>> begin GIVEN DATA

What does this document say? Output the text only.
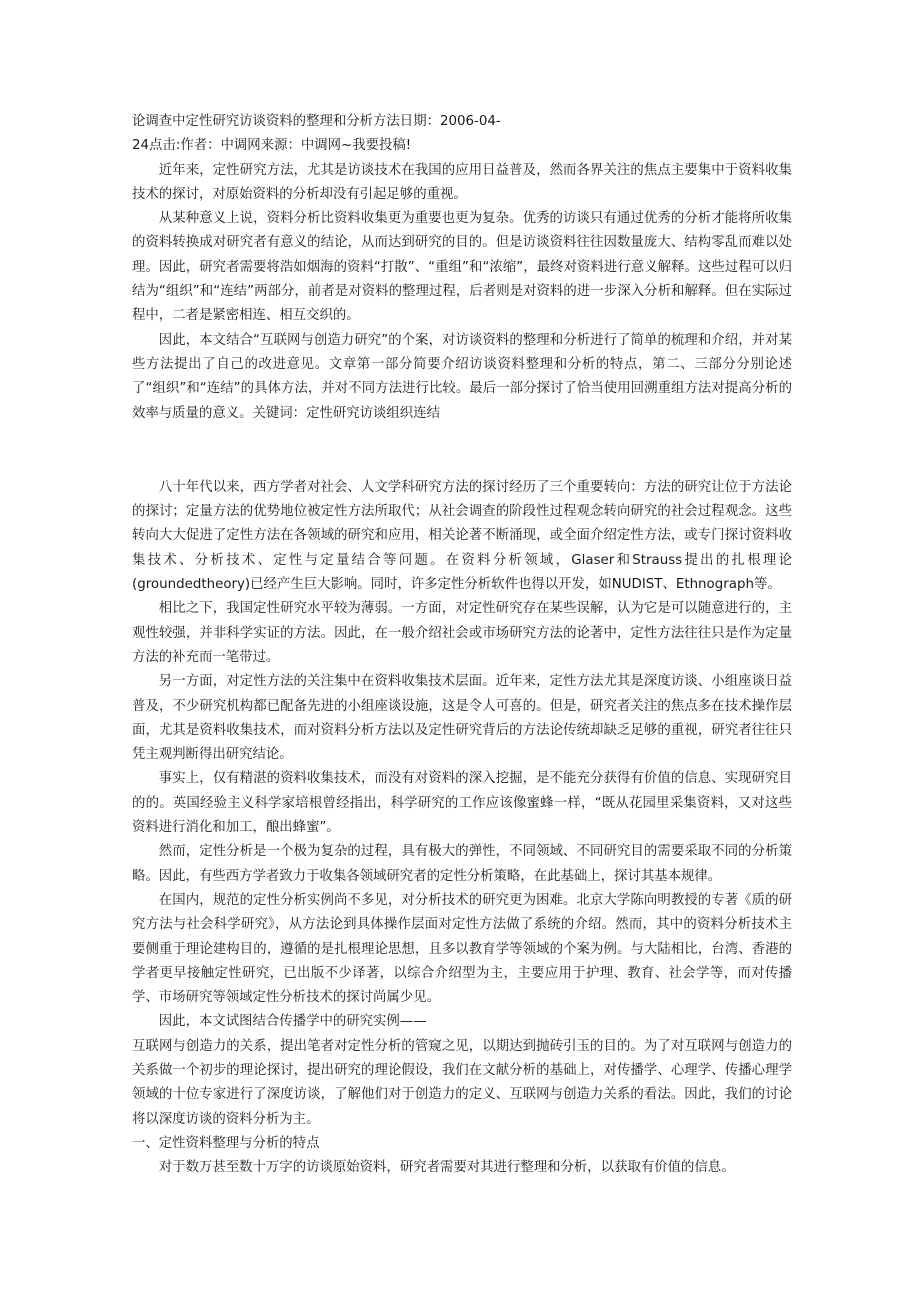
论调查中定性研究访谈资料的整理和分析方法日期：2006-04-

24点击:作者：中调网来源：中调网~我要投稿!

近年来，定性研究方法，尤其是访谈技术在我国的应用日益普及，然而各界关注的焦点主要集中于资料收集技术的探讨，对原始资料的分析却没有引起足够的重视。

从某种意义上说，资料分析比资料收集更为重要也更为复杂。优秀的访谈只有通过优秀的分析才能将所收集的资料转换成对研究者有意义的结论，从而达到研究的目的。但是访谈资料往往因数量庞大、结构零乱而难以处理。因此，研究者需要将浩如烟海的资料“打散”、“重组”和“浓缩”，最终对资料进行意义解释。这些过程可以归结为“组织”和“连结”两部分，前者是对资料的整理过程，后者则是对资料的进一步深入分析和解释。但在实际过程中，二者是紧密相连、相互交织的。

因此，本文结合“互联网与创造力研究”的个案，对访谈资料的整理和分析进行了简单的梳理和介绍，并对某些方法提出了自己的改进意见。文章第一部分简要介绍访谈资料整理和分析的特点，第二、三部分分别论述了“组织”和“连结”的具体方法，并对不同方法进行比较。最后一部分探讨了恰当使用回溯重组方法对提高分析的效率与质量的意义。关键词：定性研究访谈组织连结

八十年代以来，西方学者对社会、人文学科研究方法的探讨经历了三个重要转向：方法的研究让位于方法论的探讨；定量方法的优势地位被定性方法所取代；从社会调查的阶段性过程观念转向研究的社会过程观念。这些转向大大促进了定性方法在各领域的研究和应用，相关论著不断涌现，或全面介绍定性方法，或专门探讨资料收集技术、分析技术、定性与定量结合等问题。在资料分析领域，Glaser和Strauss提出的扎根理论(groundedtheory)已经产生巨大影响。同时，许多定性分析软件也得以开发，如NUDIST、Ethnograph等。

相比之下，我国定性研究水平较为薄弱。一方面，对定性研究存在某些误解，认为它是可以随意进行的，主观性较强，并非科学实证的方法。因此，在一般介绍社会或市场研究方法的论著中，定性方法往往只是作为定量方法的补充而一笔带过。

另一方面，对定性方法的关注集中在资料收集技术层面。近年来，定性方法尤其是深度访谈、小组座谈日益普及，不少研究机构都已配备先进的小组座谈设施，这是令人可喜的。但是，研究者关注的焦点多在技术操作层面，尤其是资料收集技术，而对资料分析方法以及定性研究背后的方法论传统却缺乏足够的重视，研究者往往只凭主观判断得出研究结论。

事实上，仅有精湛的资料收集技术，而没有对资料的深入挖掘，是不能充分获得有价值的信息、实现研究目的的。英国经验主义科学家培根曾经指出，科学研究的工作应该像蜜蜂一样，“既从花园里采集资料，又对这些资料进行消化和加工，酿出蜂蜜”。

然而，定性分析是一个极为复杂的过程，具有极大的弹性，不同领域、不同研究目的需要采取不同的分析策略。因此，有些西方学者致力于收集各领域研究者的定性分析策略，在此基础上，探讨其基本规律。

在国内，规范的定性分析实例尚不多见，对分析技术的研究更为困难。北京大学陈向明教授的专著《质的研究方法与社会科学研究》，从方法论到具体操作层面对定性方法做了系统的介绍。然而，其中的资料分析技术主要侧重于理论建构目的，遵循的是扎根理论思想，且多以教育学等领域的个案为例。与大陆相比，台湾、香港的学者更早接触定性研究，已出版不少译著，以综合介绍型为主，主要应用于护理、教育、社会学等，而对传播学、市场研究等领域定性分析技术的探讨尚属少见。

因此，本文试图结合传播学中的研究实例——

互联网与创造力的关系，提出笔者对定性分析的管窥之见，以期达到抛砖引玉的目的。为了对互联网与创造力的关系做一个初步的理论探讨，提出研究的理论假设，我们在文献分析的基础上，对传播学、心理学、传播心理学领域的十位专家进行了深度访谈，了解他们对于创造力的定义、互联网与创造力关系的看法。因此，我们的讨论将以深度访谈的资料分析为主。

一、定性资料整理与分析的特点

对于数万甚至数十万字的访谈原始资料，研究者需要对其进行整理和分析，以获取有价值的信息。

>> end GIVEN DATA

Restate each line of the records exactly; pictures do not belong in the copy.

OUTPUT OF THE TASK:
What does this document say? Output the text only.
论调查中定性研究访谈资料的整理和分析方法日期：2006-04-

24点击:作者：中调网来源：中调网~我要投稿!

近年来，定性研究方法，尤其是访谈技术在我国的应用日益普及，然而各界关注的焦点主要集中于资料收集技术的探讨，对原始资料的分析却没有引起足够的重视。

从某种意义上说，资料分析比资料收集更为重要也更为复杂。优秀的访谈只有通过优秀的分析才能将所收集的资料转换成对研究者有意义的结论，从而达到研究的目的。但是访谈资料往往因数量庞大、结构零乱而难以处理。因此，研究者需要将浩如烟海的资料“打散”、“重组”和“浓缩”，最终对资料进行意义解释。这些过程可以归结为“组织”和“连结”两部分，前者是对资料的整理过程，后者则是对资料的进一步深入分析和解释。但在实际过程中，二者是紧密相连、相互交织的。

因此，本文结合“互联网与创造力研究”的个案，对访谈资料的整理和分析进行了简单的梳理和介绍，并对某些方法提出了自己的改进意见。文章第一部分简要介绍访谈资料整理和分析的特点，第二、三部分分别论述了“组织”和“连结”的具体方法，并对不同方法进行比较。最后一部分探讨了恰当使用回溯重组方法对提高分析的效率与质量的意义。关键词：定性研究访谈组织连结

八十年代以来，西方学者对社会、人文学科研究方法的探讨经历了三个重要转向：方法的研究让位于方法论的探讨；定量方法的优势地位被定性方法所取代；从社会调查的阶段性过程观念转向研究的社会过程观念。这些转向大大促进了定性方法在各领域的研究和应用，相关论著不断涌现，或全面介绍定性方法，或专门探讨资料收集技术、分析技术、定性与定量结合等问题。在资料分析领域，Glaser和Strauss提出的扎根理论(groundedtheory)已经产生巨大影响。同时，许多定性分析软件也得以开发，如NUDIST、Ethnograph等。

相比之下，我国定性研究水平较为薄弱。一方面，对定性研究存在某些误解，认为它是可以随意进行的，主观性较强，并非科学实证的方法。因此，在一般介绍社会或市场研究方法的论著中，定性方法往往只是作为定量方法的补充而一笔带过。

另一方面，对定性方法的关注集中在资料收集技术层面。近年来，定性方法尤其是深度访谈、小组座谈日益普及，不少研究机构都已配备先进的小组座谈设施，这是令人可喜的。但是，研究者关注的焦点多在技术操作层面，尤其是资料收集技术，而对资料分析方法以及定性研究背后的方法论传统却缺乏足够的重视，研究者往往只凭主观判断得出研究结论。

事实上，仅有精湛的资料收集技术，而没有对资料的深入挖掘，是不能充分获得有价值的信息、实现研究目的的。英国经验主义科学家培根曾经指出，科学研究的工作应该像蜜蜂一样，“既从花园里采集资料，又对这些资料进行消化和加工，酿出蜂蜜”。

然而，定性分析是一个极为复杂的过程，具有极大的弹性，不同领域、不同研究目的需要采取不同的分析策略。因此，有些西方学者致力于收集各领域研究者的定性分析策略，在此基础上，探讨其基本规律。

在国内，规范的定性分析实例尚不多见，对分析技术的研究更为困难。北京大学陈向明教授的专著《质的研究方法与社会科学研究》，从方法论到具体操作层面对定性方法做了系统的介绍。然而，其中的资料分析技术主要侧重于理论建构目的，遵循的是扎根理论思想，且多以教育学等领域的个案为例。与大陆相比，台湾、香港的学者更早接触定性研究，已出版不少译著，以综合介绍型为主，主要应用于护理、教育、社会学等，而对传播学、市场研究等领域定性分析技术的探讨尚属少见。

因此，本文试图结合传播学中的研究实例——

互联网与创造力的关系，提出笔者对定性分析的管窥之见，以期达到抛砖引玉的目的。为了对互联网与创造力的关系做一个初步的理论探讨，提出研究的理论假设，我们在文献分析的基础上，对传播学、心理学、传播心理学领域的十位专家进行了深度访谈，了解他们对于创造力的定义、互联网与创造力关系的看法。因此，我们的讨论将以深度访谈的资料分析为主。

一、定性资料整理与分析的特点

对于数万甚至数十万字的访谈原始资料，研究者需要对其进行整理和分析，以获取有价值的信息。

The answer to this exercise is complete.